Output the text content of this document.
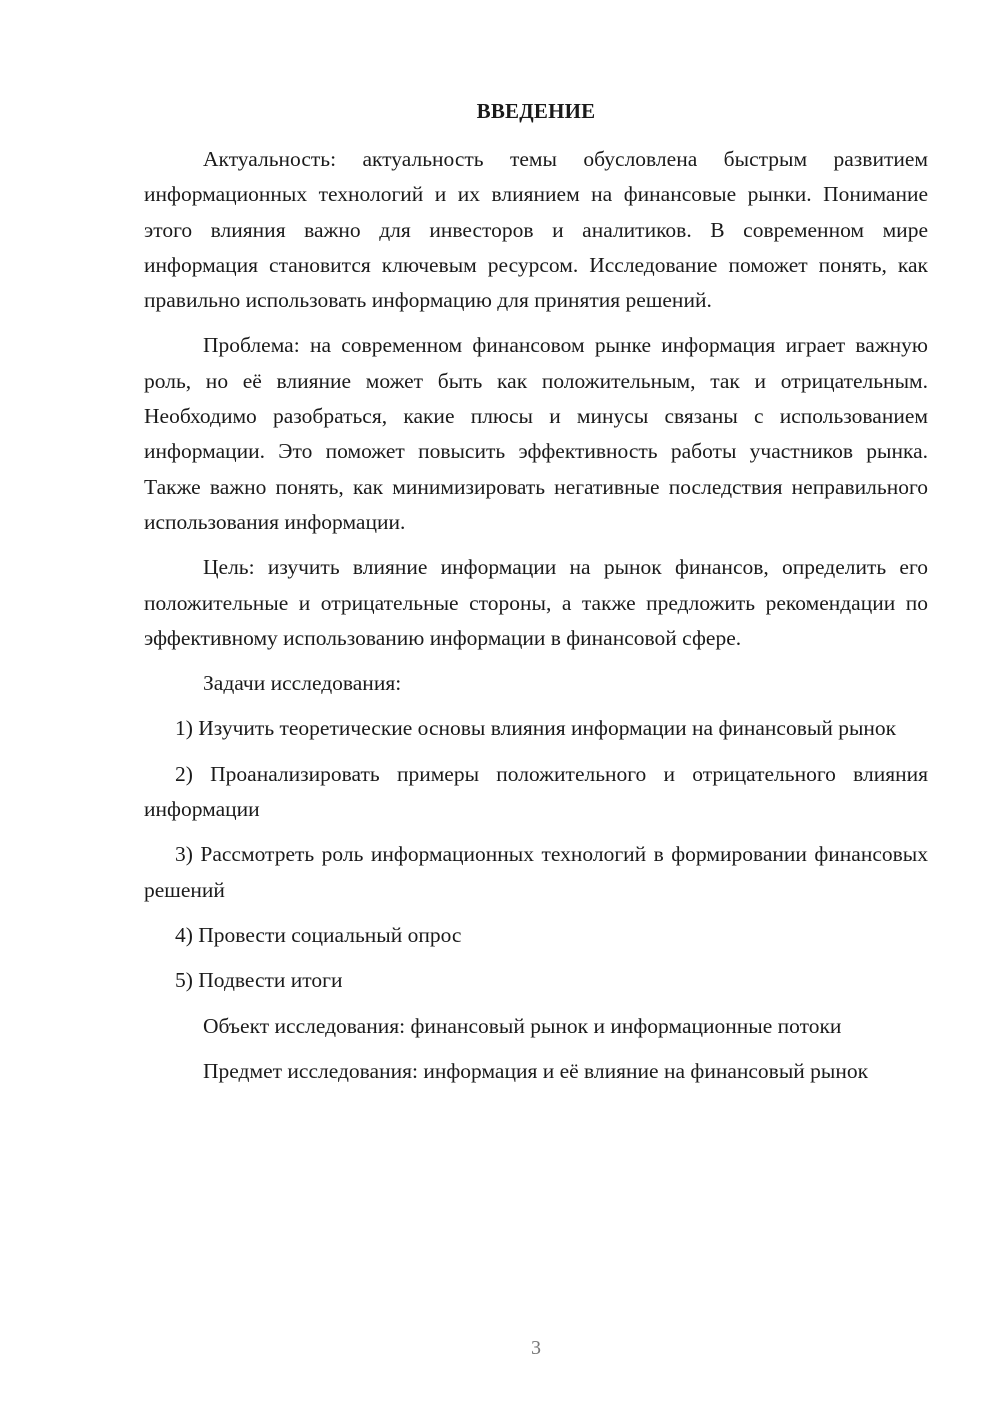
ВВЕДЕНИЕ

Актуальность: актуальность темы обусловлена быстрым развитием информационных технологий и их влиянием на финансовые рынки. Понимание этого влияния важно для инвесторов и аналитиков. В современном мире информация становится ключевым ресурсом. Исследование поможет понять, как правильно использовать информацию для принятия решений.

Проблема: на современном финансовом рынке информация играет важную роль, но её влияние может быть как положительным, так и отрицательным. Необходимо разобраться, какие плюсы и минусы связаны с использованием информации. Это поможет повысить эффективность работы участников рынка. Также важно понять, как минимизировать негативные последствия неправильного использования информации.

Цель: изучить влияние информации на рынок финансов, определить его положительные и отрицательные стороны, а также предложить рекомендации по эффективному использованию информации в финансовой сфере.

Задачи исследования:

1) Изучить теоретические основы влияния информации на финансовый рынок

2) Проанализировать примеры положительного и отрицательного влияния информации

3) Рассмотреть роль информационных технологий в формировании финансовых решений

4) Провести социальный опрос

5) Подвести итоги

Объект исследования: финансовый рынок и информационные потоки

Предмет исследования: информация и её влияние на финансовый рынок

3
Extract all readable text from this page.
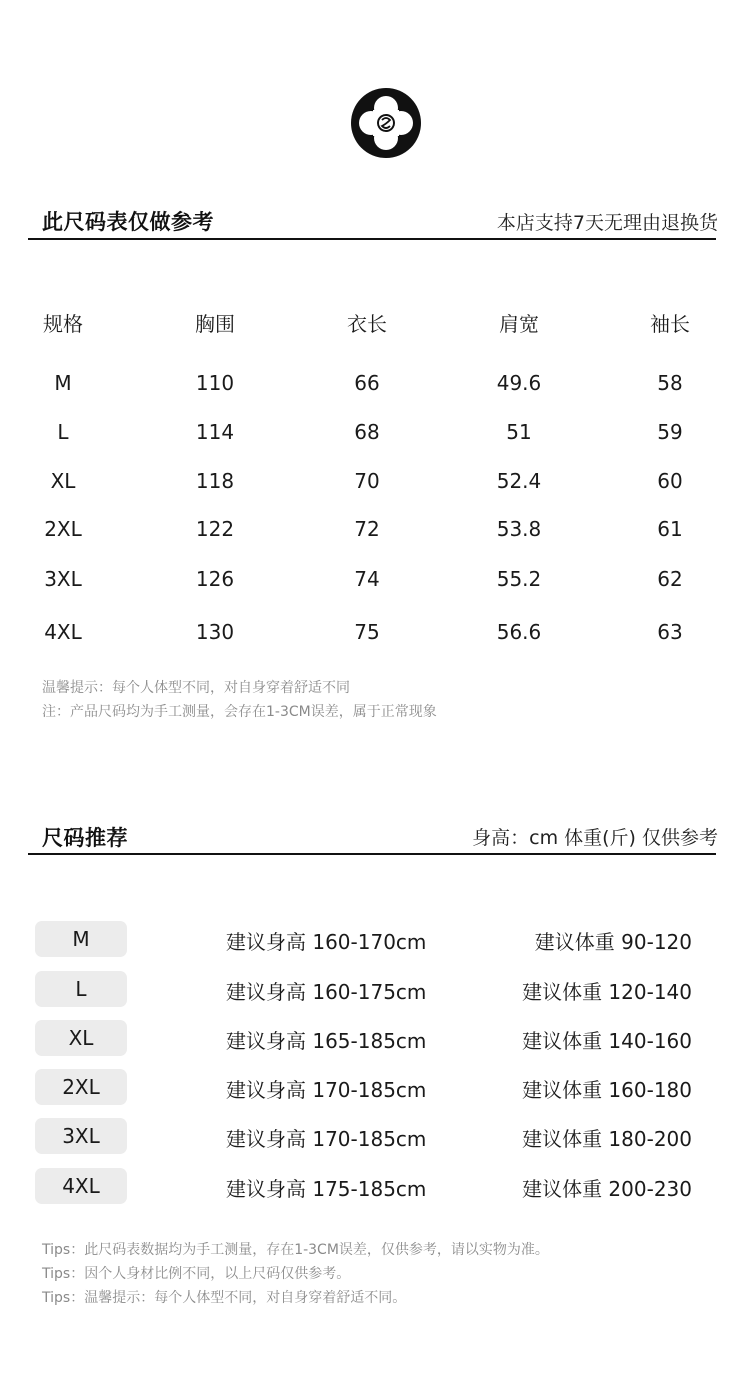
此尺码表仅做参考	本店支持7天无理由退换货
温馨提示：每个人体型不同，对自身穿着舒适不同
注：产品尺码均为手工测量，会存在1-3CM误差，属于正常现象
尺码推荐	身高：cm 体重(斤) 仅供参考
Tips：此尺码表数据均为手工测量，存在1-3CM误差，仅供参考，请以实物为准。
Tips：因个人身材比例不同，以上尺码仅供参考。
Tips：温馨提示：每个人体型不同，对自身穿着舒适不同。
规格	胸围	衣长	肩宽	袖长
M	110	66	49.6	58
L	114	68	51	59
XL	118	70	52.4	60
2XL	122	72	53.8	61
3XL	126	74	55.2	62
4XL	130	75	56.6	63
M	建议身高 160-170cm	建议体重 90-120
L	建议身高 160-175cm	建议体重 120-140
XL	建议身高 165-185cm	建议体重 140-160
2XL	建议身高 170-185cm	建议体重 160-180
3XL	建议身高 170-185cm	建议体重 180-200
4XL	建议身高 175-185cm	建议体重 200-230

▬▬▬▬▬▬▬▬▬▬

● Your instructions
Leave out the pictures and output the rest of the material exactly as written.

● Complete output
Output the text content of this document.
ВВЕДЕНИЕ

Актуальность: актуальность темы обусловлена быстрым развитием информационных технологий и их влиянием на финансовые рынки. Понимание этого влияния важно для инвесторов и аналитиков. В современном мире информация становится ключевым ресурсом. Исследование поможет понять, как правильно использовать информацию для принятия решений.

Проблема: на современном финансовом рынке информация играет важную роль, но её влияние может быть как положительным, так и отрицательным. Необходимо разобраться, какие плюсы и минусы связаны с использованием информации. Это поможет повысить эффективность работы участников рынка. Также важно понять, как минимизировать негативные последствия неправильного использования информации.

Цель: изучить влияние информации на рынок финансов, определить его положительные и отрицательные стороны, а также предложить рекомендации по эффективному использованию информации в финансовой сфере.

Задачи исследования:

1) Изучить теоретические основы влияния информации на финансовый рынок

2) Проанализировать примеры положительного и отрицательного влияния информации

3) Рассмотреть роль информационных технологий в формировании финансовых решений

4) Провести социальный опрос

5) Подвести итоги

Объект исследования: финансовый рынок и информационные потоки

Предмет исследования: информация и её влияние на финансовый рынок

3
Extract all readable text from this page.
此尺码表仅做参考	本店支持7天无理由退换货
温馨提示：每个人体型不同，对自身穿着舒适不同
注：产品尺码均为手工测量，会存在1-3CM误差，属于正常现象
尺码推荐	身高：cm 体重(斤) 仅供参考
Tips：此尺码表数据均为手工测量，存在1-3CM误差，仅供参考，请以实物为准。
Tips：因个人身材比例不同，以上尺码仅供参考。
Tips：温馨提示：每个人体型不同，对自身穿着舒适不同。
规格	胸围	衣长	肩宽	袖长
M	110	66	49.6	58
L	114	68	51	59
XL	118	70	52.4	60
2XL	122	72	53.8	61
3XL	126	74	55.2	62
4XL	130	75	56.6	63
M	建议身高 160-170cm	建议体重 90-120
L	建议身高 160-175cm	建议体重 120-140
XL	建议身高 165-185cm	建议体重 140-160
2XL	建议身高 170-185cm	建议体重 160-180
3XL	建议身高 170-185cm	建议体重 180-200
4XL	建议身高 175-185cm	建议体重 200-230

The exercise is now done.